== PROBLEM STATEMENT ==
Transcribe all the entries word for word, omitting any pictures they contain.

== RECORDS FOR PROCESSING ==
######

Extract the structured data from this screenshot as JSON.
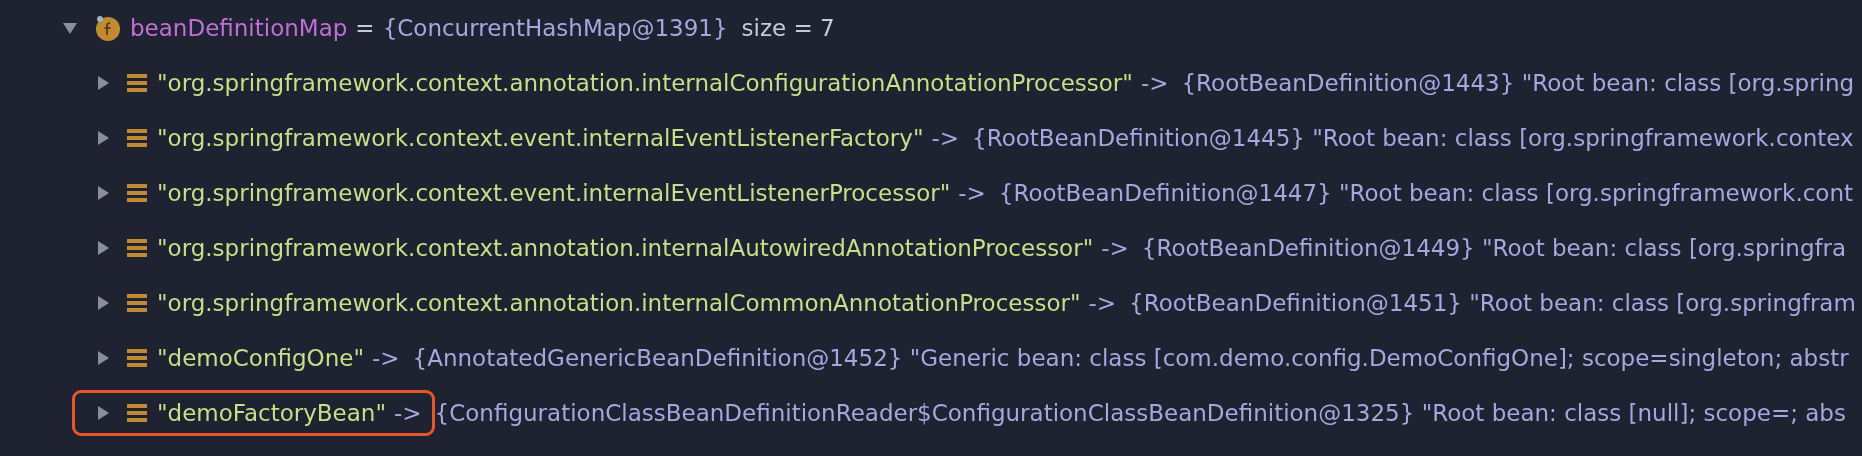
{
  "variable": {
    "name": "beanDefinitionMap",
    "operator": "=",
    "value": "{ConcurrentHashMap@1391}",
    "size": "size = 7",
    "expanded": true,
    "children": [
      {
        "key": "\"org.springframework.context.annotation.internalConfigurationAnnotationProcessor\"",
        "operator": "->",
        "value": "{RootBeanDefinition@1443} \"Root bean: class [org.spring",
        "expanded": false,
        "highlighted": false
      },
      {
        "key": "\"org.springframework.context.event.internalEventListenerFactory\"",
        "operator": "->",
        "value": "{RootBeanDefinition@1445} \"Root bean: class [org.springframework.contex",
        "expanded": false,
        "highlighted": false
      },
      {
        "key": "\"org.springframework.context.event.internalEventListenerProcessor\"",
        "operator": "->",
        "value": "{RootBeanDefinition@1447} \"Root bean: class [org.springframework.cont",
        "expanded": false,
        "highlighted": false
      },
      {
        "key": "\"org.springframework.context.annotation.internalAutowiredAnnotationProcessor\"",
        "operator": "->",
        "value": "{RootBeanDefinition@1449} \"Root bean: class [org.springfra",
        "expanded": false,
        "highlighted": false
      },
      {
        "key": "\"org.springframework.context.annotation.internalCommonAnnotationProcessor\"",
        "operator": "->",
        "value": "{RootBeanDefinition@1451} \"Root bean: class [org.springfram",
        "expanded": false,
        "highlighted": false
      },
      {
        "key": "\"demoConfigOne\"",
        "operator": "->",
        "value": "{AnnotatedGenericBeanDefinition@1452} \"Generic bean: class [com.demo.config.DemoConfigOne]; scope=singleton; abstr",
        "expanded": false,
        "highlighted": false
      },
      {
        "key": "\"demoFactoryBean\"",
        "operator": "->",
        "value": "{ConfigurationClassBeanDefinitionReader$ConfigurationClassBeanDefinition@1325} \"Root bean: class [null]; scope=; abs",
        "expanded": false,
        "highlighted": true
      }
    ]
  }
}
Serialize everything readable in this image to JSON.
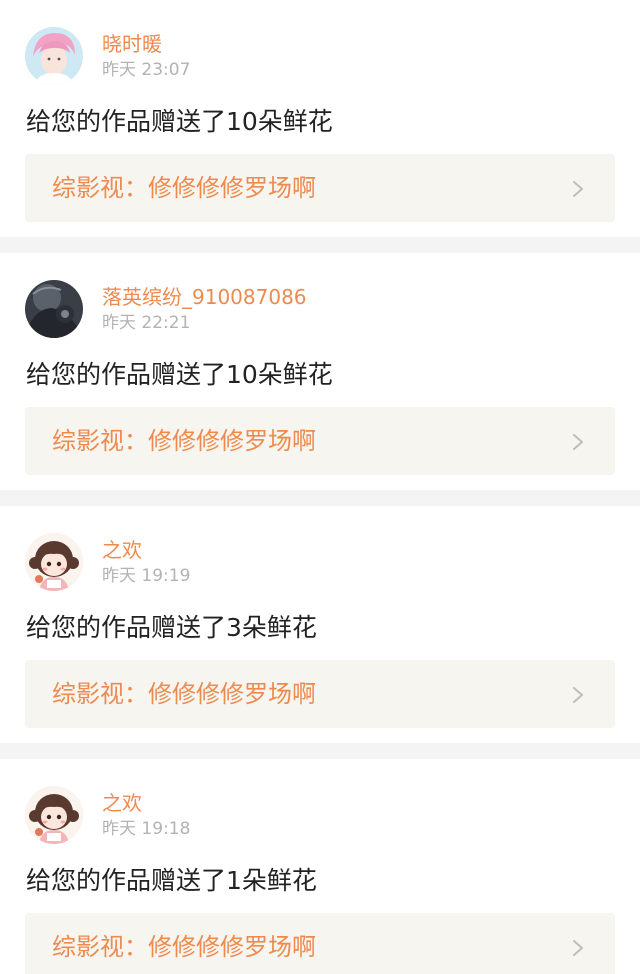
{
  "notifications": [
    {
      "avatar_icon": "avatar-pink-hair-boy-icon",
      "username": "晓时暖",
      "time": "昨天 23:07",
      "message": "给您的作品赠送了10朵鲜花",
      "work": "综影视：修修修修罗场啊"
    },
    {
      "avatar_icon": "avatar-dark-figure-icon",
      "username": "落英缤纷_910087086",
      "time": "昨天 22:21",
      "message": "给您的作品赠送了10朵鲜花",
      "work": "综影视：修修修修罗场啊"
    },
    {
      "avatar_icon": "avatar-cartoon-girl-icon",
      "username": "之欢",
      "time": "昨天 19:19",
      "message": "给您的作品赠送了3朵鲜花",
      "work": "综影视：修修修修罗场啊"
    },
    {
      "avatar_icon": "avatar-cartoon-girl-icon",
      "username": "之欢",
      "time": "昨天 19:18",
      "message": "给您的作品赠送了1朵鲜花",
      "work": "综影视：修修修修罗场啊"
    }
  ],
  "colors": {
    "accent": "#ef8a4f",
    "muted": "#b3b3b3",
    "text": "#222222",
    "link_bg": "#f6f5ef",
    "separator": "#f4f4f4"
  }
}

######

== WRITTEN ANSWER ==
Extract the structured data from this screenshot as JSON.
{
  "variable": {
    "name": "beanDefinitionMap",
    "operator": "=",
    "value": "{ConcurrentHashMap@1391}",
    "size": "size = 7",
    "expanded": true,
    "children": [
      {
        "key": "\"org.springframework.context.annotation.internalConfigurationAnnotationProcessor\"",
        "operator": "->",
        "value": "{RootBeanDefinition@1443} \"Root bean: class [org.spring",
        "expanded": false,
        "highlighted": false
      },
      {
        "key": "\"org.springframework.context.event.internalEventListenerFactory\"",
        "operator": "->",
        "value": "{RootBeanDefinition@1445} \"Root bean: class [org.springframework.contex",
        "expanded": false,
        "highlighted": false
      },
      {
        "key": "\"org.springframework.context.event.internalEventListenerProcessor\"",
        "operator": "->",
        "value": "{RootBeanDefinition@1447} \"Root bean: class [org.springframework.cont",
        "expanded": false,
        "highlighted": false
      },
      {
        "key": "\"org.springframework.context.annotation.internalAutowiredAnnotationProcessor\"",
        "operator": "->",
        "value": "{RootBeanDefinition@1449} \"Root bean: class [org.springfra",
        "expanded": false,
        "highlighted": false
      },
      {
        "key": "\"org.springframework.context.annotation.internalCommonAnnotationProcessor\"",
        "operator": "->",
        "value": "{RootBeanDefinition@1451} \"Root bean: class [org.springfram",
        "expanded": false,
        "highlighted": false
      },
      {
        "key": "\"demoConfigOne\"",
        "operator": "->",
        "value": "{AnnotatedGenericBeanDefinition@1452} \"Generic bean: class [com.demo.config.DemoConfigOne]; scope=singleton; abstr",
        "expanded": false,
        "highlighted": false
      },
      {
        "key": "\"demoFactoryBean\"",
        "operator": "->",
        "value": "{ConfigurationClassBeanDefinitionReader$ConfigurationClassBeanDefinition@1325} \"Root bean: class [null]; scope=; abs",
        "expanded": false,
        "highlighted": true
      }
    ]
  }
}
Serialize everything readable in this image to JSON.
{
  "notifications": [
    {
      "avatar_icon": "avatar-pink-hair-boy-icon",
      "username": "晓时暖",
      "time": "昨天 23:07",
      "message": "给您的作品赠送了10朵鲜花",
      "work": "综影视：修修修修罗场啊"
    },
    {
      "avatar_icon": "avatar-dark-figure-icon",
      "username": "落英缤纷_910087086",
      "time": "昨天 22:21",
      "message": "给您的作品赠送了10朵鲜花",
      "work": "综影视：修修修修罗场啊"
    },
    {
      "avatar_icon": "avatar-cartoon-girl-icon",
      "username": "之欢",
      "time": "昨天 19:19",
      "message": "给您的作品赠送了3朵鲜花",
      "work": "综影视：修修修修罗场啊"
    },
    {
      "avatar_icon": "avatar-cartoon-girl-icon",
      "username": "之欢",
      "time": "昨天 19:18",
      "message": "给您的作品赠送了1朵鲜花",
      "work": "综影视：修修修修罗场啊"
    }
  ],
  "colors": {
    "accent": "#ef8a4f",
    "muted": "#b3b3b3",
    "text": "#222222",
    "link_bg": "#f6f5ef",
    "separator": "#f4f4f4"
  }
}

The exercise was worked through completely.